## PROBLEM DESCRIPTION
Copy out every one of the lines below word for word, with nothing added, dropped, or changed.

## Begin

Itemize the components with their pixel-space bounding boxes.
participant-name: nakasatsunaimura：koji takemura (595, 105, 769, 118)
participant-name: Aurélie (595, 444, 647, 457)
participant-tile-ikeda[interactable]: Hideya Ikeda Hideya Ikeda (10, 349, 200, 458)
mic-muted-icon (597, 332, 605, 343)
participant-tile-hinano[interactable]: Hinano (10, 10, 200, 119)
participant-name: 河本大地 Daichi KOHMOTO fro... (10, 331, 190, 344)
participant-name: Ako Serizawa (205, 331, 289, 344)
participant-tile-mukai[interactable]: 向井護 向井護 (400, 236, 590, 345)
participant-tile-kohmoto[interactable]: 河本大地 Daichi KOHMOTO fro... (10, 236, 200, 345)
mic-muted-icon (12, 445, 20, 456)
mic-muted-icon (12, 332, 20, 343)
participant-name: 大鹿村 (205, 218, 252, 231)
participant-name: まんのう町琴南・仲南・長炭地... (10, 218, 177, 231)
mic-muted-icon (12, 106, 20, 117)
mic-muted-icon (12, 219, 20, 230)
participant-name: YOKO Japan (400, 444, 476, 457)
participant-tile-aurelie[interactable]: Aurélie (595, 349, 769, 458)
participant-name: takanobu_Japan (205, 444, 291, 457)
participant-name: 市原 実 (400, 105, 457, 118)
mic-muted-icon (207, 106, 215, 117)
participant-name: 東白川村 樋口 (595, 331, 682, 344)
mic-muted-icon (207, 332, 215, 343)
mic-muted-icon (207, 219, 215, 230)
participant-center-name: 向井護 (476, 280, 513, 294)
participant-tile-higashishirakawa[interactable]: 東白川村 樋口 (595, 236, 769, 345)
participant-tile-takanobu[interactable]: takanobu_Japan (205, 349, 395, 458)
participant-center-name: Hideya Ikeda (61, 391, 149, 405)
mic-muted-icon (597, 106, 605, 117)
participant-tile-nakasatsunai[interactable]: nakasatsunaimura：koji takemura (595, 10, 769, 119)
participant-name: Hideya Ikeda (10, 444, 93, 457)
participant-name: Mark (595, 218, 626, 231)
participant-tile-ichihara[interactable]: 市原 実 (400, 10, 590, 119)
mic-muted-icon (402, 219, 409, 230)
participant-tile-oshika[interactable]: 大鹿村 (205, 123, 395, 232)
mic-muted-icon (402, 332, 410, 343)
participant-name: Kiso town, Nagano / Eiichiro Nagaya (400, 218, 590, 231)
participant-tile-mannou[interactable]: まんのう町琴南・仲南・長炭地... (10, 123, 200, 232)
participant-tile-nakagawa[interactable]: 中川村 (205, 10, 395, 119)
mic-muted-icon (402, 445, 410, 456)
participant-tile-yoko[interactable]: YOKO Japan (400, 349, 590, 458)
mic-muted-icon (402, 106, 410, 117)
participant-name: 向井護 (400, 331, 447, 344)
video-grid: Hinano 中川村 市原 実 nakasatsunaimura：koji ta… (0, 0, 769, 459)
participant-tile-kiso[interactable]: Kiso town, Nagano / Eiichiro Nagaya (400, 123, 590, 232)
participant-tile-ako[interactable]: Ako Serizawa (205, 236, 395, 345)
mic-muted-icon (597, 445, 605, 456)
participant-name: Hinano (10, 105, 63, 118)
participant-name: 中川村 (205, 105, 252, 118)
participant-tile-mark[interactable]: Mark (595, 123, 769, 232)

## End

## WRITTEN SOLUTION
Itemize the components with their pixel-space bounding boxes.
participant-name: nakasatsunaimura：koji takemura (595, 105, 769, 118)
participant-name: Aurélie (595, 444, 647, 457)
participant-tile-ikeda[interactable]: Hideya Ikeda Hideya Ikeda (10, 349, 200, 458)
mic-muted-icon (597, 332, 605, 343)
participant-tile-hinano[interactable]: Hinano (10, 10, 200, 119)
participant-name: 河本大地 Daichi KOHMOTO fro... (10, 331, 190, 344)
participant-name: Ako Serizawa (205, 331, 289, 344)
participant-tile-mukai[interactable]: 向井護 向井護 (400, 236, 590, 345)
participant-tile-kohmoto[interactable]: 河本大地 Daichi KOHMOTO fro... (10, 236, 200, 345)
mic-muted-icon (12, 445, 20, 456)
mic-muted-icon (12, 332, 20, 343)
participant-name: 大鹿村 (205, 218, 252, 231)
participant-name: まんのう町琴南・仲南・長炭地... (10, 218, 177, 231)
mic-muted-icon (12, 106, 20, 117)
mic-muted-icon (12, 219, 20, 230)
participant-name: YOKO Japan (400, 444, 476, 457)
participant-tile-aurelie[interactable]: Aurélie (595, 349, 769, 458)
participant-name: takanobu_Japan (205, 444, 291, 457)
participant-name: 市原 実 (400, 105, 457, 118)
mic-muted-icon (207, 106, 215, 117)
participant-name: 東白川村 樋口 (595, 331, 682, 344)
mic-muted-icon (207, 332, 215, 343)
mic-muted-icon (207, 219, 215, 230)
participant-center-name: 向井護 (476, 280, 513, 294)
participant-tile-higashishirakawa[interactable]: 東白川村 樋口 (595, 236, 769, 345)
participant-tile-takanobu[interactable]: takanobu_Japan (205, 349, 395, 458)
participant-center-name: Hideya Ikeda (61, 391, 149, 405)
mic-muted-icon (597, 106, 605, 117)
participant-tile-nakasatsunai[interactable]: nakasatsunaimura：koji takemura (595, 10, 769, 119)
participant-name: Hideya Ikeda (10, 444, 93, 457)
participant-name: Mark (595, 218, 626, 231)
participant-tile-ichihara[interactable]: 市原 実 (400, 10, 590, 119)
mic-muted-icon (402, 219, 409, 230)
participant-tile-oshika[interactable]: 大鹿村 (205, 123, 395, 232)
mic-muted-icon (402, 332, 410, 343)
participant-name: Kiso town, Nagano / Eiichiro Nagaya (400, 218, 590, 231)
participant-tile-mannou[interactable]: まんのう町琴南・仲南・長炭地... (10, 123, 200, 232)
participant-tile-nakagawa[interactable]: 中川村 (205, 10, 395, 119)
mic-muted-icon (402, 445, 410, 456)
participant-tile-yoko[interactable]: YOKO Japan (400, 349, 590, 458)
mic-muted-icon (402, 106, 410, 117)
participant-name: 向井護 (400, 331, 447, 344)
video-grid: Hinano 中川村 市原 実 nakasatsunaimura：koji ta… (0, 0, 769, 459)
participant-tile-kiso[interactable]: Kiso town, Nagano / Eiichiro Nagaya (400, 123, 590, 232)
participant-tile-ako[interactable]: Ako Serizawa (205, 236, 395, 345)
mic-muted-icon (597, 445, 605, 456)
participant-name: Hinano (10, 105, 63, 118)
participant-name: 中川村 (205, 105, 252, 118)
participant-tile-mark[interactable]: Mark (595, 123, 769, 232)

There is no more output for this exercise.